Dopo l’armistizio dell’8 settembre 1943 centinaia di migliaia di militari italiani furono disarmati dai tedeschi e posti di fronte ad una drammatica scelta: continuare la guerra sotto le insegne nazifasciste o essere deportati nei campi di concentramento? La gran parte di loro – circa 650 mila, tra cui 30 mila ufficiali e 200 generali – rifiutarono di continuare a combattere al fianco dei tedeschi e scelsero di non aderire alla Repubblica di Salò. La conseguenza del loro “no” fu la deportazione e l’internamento nei lager nazisti, non come prigionieri di guerra ma con lo status fino ad allora sconosciuto di IMI, Internati Militari Italiani, voluto da Hitler per sottrarli alla Convenzione di Ginevra e sfruttarli liberamente.

Voci elencate in un insieme di dati
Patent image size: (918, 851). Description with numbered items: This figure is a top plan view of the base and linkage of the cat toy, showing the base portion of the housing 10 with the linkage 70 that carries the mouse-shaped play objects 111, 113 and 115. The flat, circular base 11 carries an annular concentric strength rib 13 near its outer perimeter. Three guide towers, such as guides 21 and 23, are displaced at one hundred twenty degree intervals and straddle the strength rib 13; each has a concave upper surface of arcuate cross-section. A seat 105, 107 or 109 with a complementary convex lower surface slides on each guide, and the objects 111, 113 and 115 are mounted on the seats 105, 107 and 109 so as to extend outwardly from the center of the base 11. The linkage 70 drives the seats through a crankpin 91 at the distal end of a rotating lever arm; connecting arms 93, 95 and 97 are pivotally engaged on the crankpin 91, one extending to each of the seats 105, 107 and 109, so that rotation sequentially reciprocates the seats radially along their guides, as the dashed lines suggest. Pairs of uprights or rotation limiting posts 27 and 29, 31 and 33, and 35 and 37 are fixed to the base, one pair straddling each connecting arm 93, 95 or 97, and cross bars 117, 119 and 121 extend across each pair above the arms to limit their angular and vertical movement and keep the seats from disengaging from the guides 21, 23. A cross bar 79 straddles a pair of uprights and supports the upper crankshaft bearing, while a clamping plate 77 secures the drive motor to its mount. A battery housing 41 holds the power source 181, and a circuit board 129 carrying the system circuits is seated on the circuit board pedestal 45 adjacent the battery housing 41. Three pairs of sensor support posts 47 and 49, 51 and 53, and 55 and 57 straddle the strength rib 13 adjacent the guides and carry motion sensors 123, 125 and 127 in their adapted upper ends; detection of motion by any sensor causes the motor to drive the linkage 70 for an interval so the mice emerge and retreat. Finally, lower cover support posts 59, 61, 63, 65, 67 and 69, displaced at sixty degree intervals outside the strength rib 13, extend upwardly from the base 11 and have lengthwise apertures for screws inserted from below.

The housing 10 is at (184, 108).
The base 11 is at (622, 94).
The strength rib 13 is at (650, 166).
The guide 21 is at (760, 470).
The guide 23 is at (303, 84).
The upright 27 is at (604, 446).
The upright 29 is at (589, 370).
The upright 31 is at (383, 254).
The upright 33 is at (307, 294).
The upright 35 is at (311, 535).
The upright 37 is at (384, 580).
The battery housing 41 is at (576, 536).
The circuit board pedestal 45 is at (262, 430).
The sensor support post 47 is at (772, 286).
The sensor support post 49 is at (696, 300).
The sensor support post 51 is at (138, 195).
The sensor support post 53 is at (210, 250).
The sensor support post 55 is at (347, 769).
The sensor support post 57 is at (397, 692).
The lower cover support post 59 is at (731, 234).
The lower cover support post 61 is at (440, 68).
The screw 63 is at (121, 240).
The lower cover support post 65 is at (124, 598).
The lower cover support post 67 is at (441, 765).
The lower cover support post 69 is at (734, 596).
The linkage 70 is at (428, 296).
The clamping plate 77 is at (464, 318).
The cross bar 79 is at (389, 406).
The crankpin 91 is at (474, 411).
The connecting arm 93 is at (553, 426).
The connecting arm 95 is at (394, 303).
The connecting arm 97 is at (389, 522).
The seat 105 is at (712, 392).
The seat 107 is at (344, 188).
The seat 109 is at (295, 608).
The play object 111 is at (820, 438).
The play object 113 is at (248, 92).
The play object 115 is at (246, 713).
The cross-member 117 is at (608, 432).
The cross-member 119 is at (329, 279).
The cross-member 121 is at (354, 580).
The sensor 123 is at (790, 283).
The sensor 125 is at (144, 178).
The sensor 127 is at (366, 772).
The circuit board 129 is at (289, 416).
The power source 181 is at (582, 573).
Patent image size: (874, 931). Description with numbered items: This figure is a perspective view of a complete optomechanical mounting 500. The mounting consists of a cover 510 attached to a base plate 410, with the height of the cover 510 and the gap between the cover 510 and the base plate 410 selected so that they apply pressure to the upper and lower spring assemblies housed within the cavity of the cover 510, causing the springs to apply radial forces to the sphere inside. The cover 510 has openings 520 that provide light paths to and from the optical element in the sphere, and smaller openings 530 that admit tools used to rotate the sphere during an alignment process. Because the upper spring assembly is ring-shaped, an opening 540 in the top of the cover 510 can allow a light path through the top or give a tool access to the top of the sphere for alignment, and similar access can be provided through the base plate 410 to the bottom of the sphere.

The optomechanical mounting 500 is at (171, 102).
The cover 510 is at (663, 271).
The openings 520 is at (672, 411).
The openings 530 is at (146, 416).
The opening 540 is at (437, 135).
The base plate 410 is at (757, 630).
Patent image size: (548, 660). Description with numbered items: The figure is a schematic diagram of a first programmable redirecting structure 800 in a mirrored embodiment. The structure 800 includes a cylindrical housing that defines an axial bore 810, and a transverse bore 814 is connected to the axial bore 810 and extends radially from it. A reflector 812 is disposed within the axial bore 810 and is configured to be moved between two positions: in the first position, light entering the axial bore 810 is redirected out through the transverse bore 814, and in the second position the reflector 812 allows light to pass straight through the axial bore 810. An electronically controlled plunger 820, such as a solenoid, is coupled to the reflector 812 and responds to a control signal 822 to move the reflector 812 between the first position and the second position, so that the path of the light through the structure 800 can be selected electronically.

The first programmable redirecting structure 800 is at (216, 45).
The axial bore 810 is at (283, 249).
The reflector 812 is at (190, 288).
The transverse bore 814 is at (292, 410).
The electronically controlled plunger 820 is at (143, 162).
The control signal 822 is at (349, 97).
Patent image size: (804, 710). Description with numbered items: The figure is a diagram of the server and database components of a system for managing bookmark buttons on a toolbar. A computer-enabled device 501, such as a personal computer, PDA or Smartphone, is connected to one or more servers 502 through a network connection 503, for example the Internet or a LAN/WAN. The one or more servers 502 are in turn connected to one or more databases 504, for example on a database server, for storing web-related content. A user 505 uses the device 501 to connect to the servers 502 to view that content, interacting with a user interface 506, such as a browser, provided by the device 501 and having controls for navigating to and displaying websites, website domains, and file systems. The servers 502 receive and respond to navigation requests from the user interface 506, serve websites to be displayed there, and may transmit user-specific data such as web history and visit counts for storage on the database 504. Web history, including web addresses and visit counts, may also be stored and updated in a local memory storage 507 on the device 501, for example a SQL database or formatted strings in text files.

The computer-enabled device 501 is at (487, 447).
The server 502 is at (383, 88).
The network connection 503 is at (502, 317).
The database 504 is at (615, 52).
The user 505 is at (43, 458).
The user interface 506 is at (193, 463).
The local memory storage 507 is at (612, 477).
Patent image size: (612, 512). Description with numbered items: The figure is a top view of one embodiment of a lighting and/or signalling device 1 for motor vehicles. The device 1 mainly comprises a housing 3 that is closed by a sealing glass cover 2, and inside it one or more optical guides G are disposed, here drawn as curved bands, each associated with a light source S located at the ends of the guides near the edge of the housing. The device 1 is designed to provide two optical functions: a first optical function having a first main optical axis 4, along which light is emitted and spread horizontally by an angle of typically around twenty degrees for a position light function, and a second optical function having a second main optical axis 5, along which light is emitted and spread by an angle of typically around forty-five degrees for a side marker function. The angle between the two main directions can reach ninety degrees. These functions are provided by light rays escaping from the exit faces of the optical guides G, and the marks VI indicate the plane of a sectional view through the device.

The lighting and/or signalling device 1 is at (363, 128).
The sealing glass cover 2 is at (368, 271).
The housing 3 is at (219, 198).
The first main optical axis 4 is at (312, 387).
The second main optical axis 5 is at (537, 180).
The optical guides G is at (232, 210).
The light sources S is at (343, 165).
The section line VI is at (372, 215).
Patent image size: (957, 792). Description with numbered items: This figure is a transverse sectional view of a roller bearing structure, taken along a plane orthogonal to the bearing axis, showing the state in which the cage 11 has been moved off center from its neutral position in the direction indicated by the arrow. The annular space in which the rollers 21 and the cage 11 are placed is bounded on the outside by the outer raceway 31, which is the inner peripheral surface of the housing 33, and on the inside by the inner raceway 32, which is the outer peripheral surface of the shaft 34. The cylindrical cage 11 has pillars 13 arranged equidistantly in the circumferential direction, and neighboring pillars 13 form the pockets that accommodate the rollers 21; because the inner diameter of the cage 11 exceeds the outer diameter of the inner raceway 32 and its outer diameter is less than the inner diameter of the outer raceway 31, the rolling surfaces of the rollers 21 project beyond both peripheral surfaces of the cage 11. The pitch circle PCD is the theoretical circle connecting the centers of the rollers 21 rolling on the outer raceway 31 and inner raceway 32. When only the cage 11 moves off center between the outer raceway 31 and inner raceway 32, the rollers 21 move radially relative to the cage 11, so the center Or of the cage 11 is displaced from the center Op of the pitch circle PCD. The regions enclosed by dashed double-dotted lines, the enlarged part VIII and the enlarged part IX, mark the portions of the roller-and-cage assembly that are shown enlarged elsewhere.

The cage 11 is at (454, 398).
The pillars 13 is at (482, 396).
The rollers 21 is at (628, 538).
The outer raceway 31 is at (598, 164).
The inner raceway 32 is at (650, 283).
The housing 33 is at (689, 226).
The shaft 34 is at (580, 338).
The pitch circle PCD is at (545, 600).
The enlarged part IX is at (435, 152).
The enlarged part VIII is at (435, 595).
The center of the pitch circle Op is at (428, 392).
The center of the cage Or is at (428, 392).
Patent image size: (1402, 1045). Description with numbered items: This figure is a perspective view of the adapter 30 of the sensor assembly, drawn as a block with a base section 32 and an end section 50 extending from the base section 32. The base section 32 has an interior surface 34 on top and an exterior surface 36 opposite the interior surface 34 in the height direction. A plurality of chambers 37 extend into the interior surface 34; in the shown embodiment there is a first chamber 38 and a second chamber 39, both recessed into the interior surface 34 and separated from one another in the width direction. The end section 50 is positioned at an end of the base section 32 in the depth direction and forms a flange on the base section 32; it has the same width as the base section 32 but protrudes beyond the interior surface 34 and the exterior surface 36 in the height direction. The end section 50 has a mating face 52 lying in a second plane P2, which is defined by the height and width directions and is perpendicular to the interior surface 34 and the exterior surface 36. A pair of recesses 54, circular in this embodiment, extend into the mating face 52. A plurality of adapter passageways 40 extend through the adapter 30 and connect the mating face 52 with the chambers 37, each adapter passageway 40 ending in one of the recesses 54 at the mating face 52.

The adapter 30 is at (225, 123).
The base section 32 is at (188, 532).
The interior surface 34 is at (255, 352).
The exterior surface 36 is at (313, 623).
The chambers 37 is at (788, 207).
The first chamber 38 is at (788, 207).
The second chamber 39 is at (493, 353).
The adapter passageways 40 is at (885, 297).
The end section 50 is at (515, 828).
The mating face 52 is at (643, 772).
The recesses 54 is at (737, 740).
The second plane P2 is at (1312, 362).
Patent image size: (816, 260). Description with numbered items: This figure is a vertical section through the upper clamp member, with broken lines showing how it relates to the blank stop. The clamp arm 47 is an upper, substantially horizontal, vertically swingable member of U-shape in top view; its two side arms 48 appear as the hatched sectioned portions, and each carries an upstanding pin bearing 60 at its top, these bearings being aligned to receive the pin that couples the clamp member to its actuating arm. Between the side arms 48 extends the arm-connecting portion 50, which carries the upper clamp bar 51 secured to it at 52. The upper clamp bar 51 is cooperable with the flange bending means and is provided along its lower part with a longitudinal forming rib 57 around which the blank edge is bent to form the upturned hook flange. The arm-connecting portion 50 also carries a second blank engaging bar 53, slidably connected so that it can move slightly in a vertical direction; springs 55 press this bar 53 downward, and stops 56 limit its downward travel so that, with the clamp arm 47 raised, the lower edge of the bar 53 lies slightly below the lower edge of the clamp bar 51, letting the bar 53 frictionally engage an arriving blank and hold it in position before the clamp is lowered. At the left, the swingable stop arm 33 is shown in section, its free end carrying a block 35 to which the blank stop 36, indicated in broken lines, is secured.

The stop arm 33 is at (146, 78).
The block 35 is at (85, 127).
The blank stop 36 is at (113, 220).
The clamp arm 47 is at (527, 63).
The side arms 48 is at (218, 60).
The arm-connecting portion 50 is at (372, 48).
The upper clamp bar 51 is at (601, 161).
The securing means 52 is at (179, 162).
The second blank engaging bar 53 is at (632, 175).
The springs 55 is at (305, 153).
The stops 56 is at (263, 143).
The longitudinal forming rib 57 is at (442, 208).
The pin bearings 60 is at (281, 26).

ELENCO DEI COMPITI:
a) Rispondi a queste domande sul brano sugli internati militari italiani:
(i) Dopo quale evento i militari italiani furono disarmati dai tedeschi?
(ii) Quanti militari rifiutarono di continuare a combattere al fianco dei tedeschi?
(iii) Che cosa vuol dire la sigla IMI?
b) Prosegui il brano sugli internati militari italiani a partire dalla sua ultima frase.

RISPOSTE PER COMPITO:
a)
(i) Dopo l'armistizio dell'8 settembre 1943.
(ii) Circa 650 mila, tra cui 30 mila ufficiali e 200 generali.
(iii) Internati Militari Italiani.

b)
Questa pagina sconosciuta della seconda guerra mondiale, della guerra civile tra italiani tra il 1943 e il 1945, della Resistenza e della Guerra di liberazione italiana ed europea, è stata a lungo trascurata e dimenticata nel dopoguerra. Ora torna a rivivere in un libro che la ricostruisce e la racconta attraverso la voce e gli occhi dei protagonisti, grazie a centinaia di lettere (sottoposte a censura e talvolta mai recapitate) e diari (spesso clandestini) scritti nei lager in quei drammatici giorni, rimasti fino ad ora inediti e “sepolti” in archivi pubblici, privati e di famiglia. Il libro è “Gli Internati Militari Italiani. Diari e lettere dai lager nazisti 1943-1945”, di Mario Avagliano e Marco Palmieri.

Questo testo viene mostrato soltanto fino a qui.